(Stored items)

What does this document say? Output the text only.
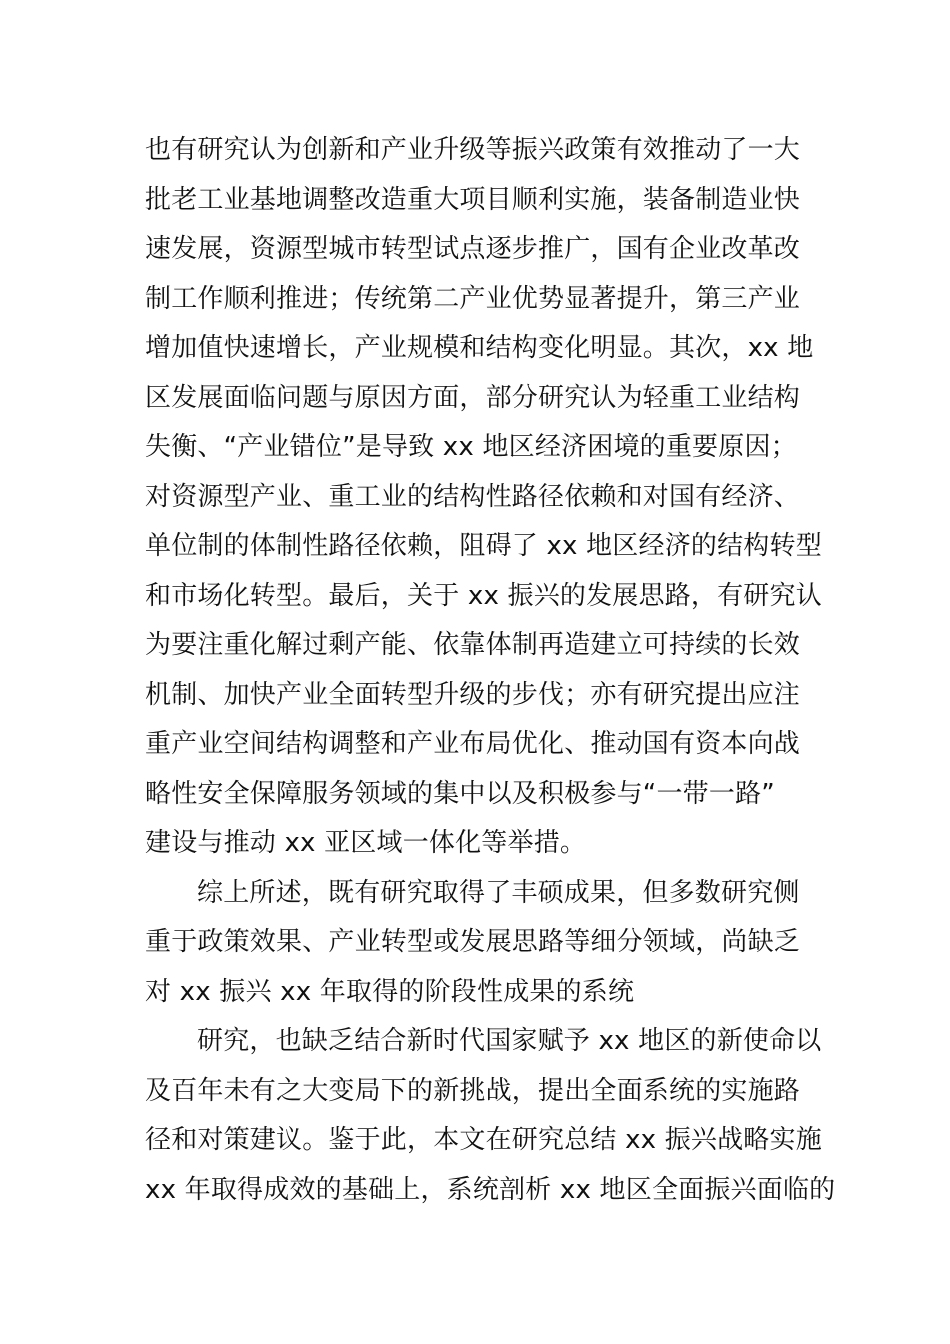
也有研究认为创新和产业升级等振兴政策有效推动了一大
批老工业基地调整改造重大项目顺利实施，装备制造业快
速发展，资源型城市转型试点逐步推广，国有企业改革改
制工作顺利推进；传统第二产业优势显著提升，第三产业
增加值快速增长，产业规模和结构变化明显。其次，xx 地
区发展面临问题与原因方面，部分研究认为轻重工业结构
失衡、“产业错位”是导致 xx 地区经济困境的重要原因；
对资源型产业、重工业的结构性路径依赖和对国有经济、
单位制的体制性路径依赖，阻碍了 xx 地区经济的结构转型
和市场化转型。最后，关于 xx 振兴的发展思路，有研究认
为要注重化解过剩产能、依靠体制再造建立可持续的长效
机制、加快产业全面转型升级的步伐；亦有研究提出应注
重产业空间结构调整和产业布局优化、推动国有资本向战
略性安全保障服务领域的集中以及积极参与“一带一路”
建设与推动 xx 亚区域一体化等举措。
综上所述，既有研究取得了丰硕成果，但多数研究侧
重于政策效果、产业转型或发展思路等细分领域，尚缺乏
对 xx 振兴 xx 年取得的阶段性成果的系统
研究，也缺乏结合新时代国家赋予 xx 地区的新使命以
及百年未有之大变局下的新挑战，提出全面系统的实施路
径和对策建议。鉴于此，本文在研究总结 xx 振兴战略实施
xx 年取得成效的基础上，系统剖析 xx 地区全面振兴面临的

:: WHAT IS BEING ASKED ::
Retype the records exactly. Any image in them should not appear in what you write.

:: ANSWER FOR THIS EXERCISE ::
What does this document say? Output the text only.
也有研究认为创新和产业升级等振兴政策有效推动了一大
批老工业基地调整改造重大项目顺利实施，装备制造业快
速发展，资源型城市转型试点逐步推广，国有企业改革改
制工作顺利推进；传统第二产业优势显著提升，第三产业
增加值快速增长，产业规模和结构变化明显。其次，xx 地
区发展面临问题与原因方面，部分研究认为轻重工业结构
失衡、“产业错位”是导致 xx 地区经济困境的重要原因；
对资源型产业、重工业的结构性路径依赖和对国有经济、
单位制的体制性路径依赖，阻碍了 xx 地区经济的结构转型
和市场化转型。最后，关于 xx 振兴的发展思路，有研究认
为要注重化解过剩产能、依靠体制再造建立可持续的长效
机制、加快产业全面转型升级的步伐；亦有研究提出应注
重产业空间结构调整和产业布局优化、推动国有资本向战
略性安全保障服务领域的集中以及积极参与“一带一路”
建设与推动 xx 亚区域一体化等举措。
综上所述，既有研究取得了丰硕成果，但多数研究侧
重于政策效果、产业转型或发展思路等细分领域，尚缺乏
对 xx 振兴 xx 年取得的阶段性成果的系统
研究，也缺乏结合新时代国家赋予 xx 地区的新使命以
及百年未有之大变局下的新挑战，提出全面系统的实施路
径和对策建议。鉴于此，本文在研究总结 xx 振兴战略实施
xx 年取得成效的基础上，系统剖析 xx 地区全面振兴面临的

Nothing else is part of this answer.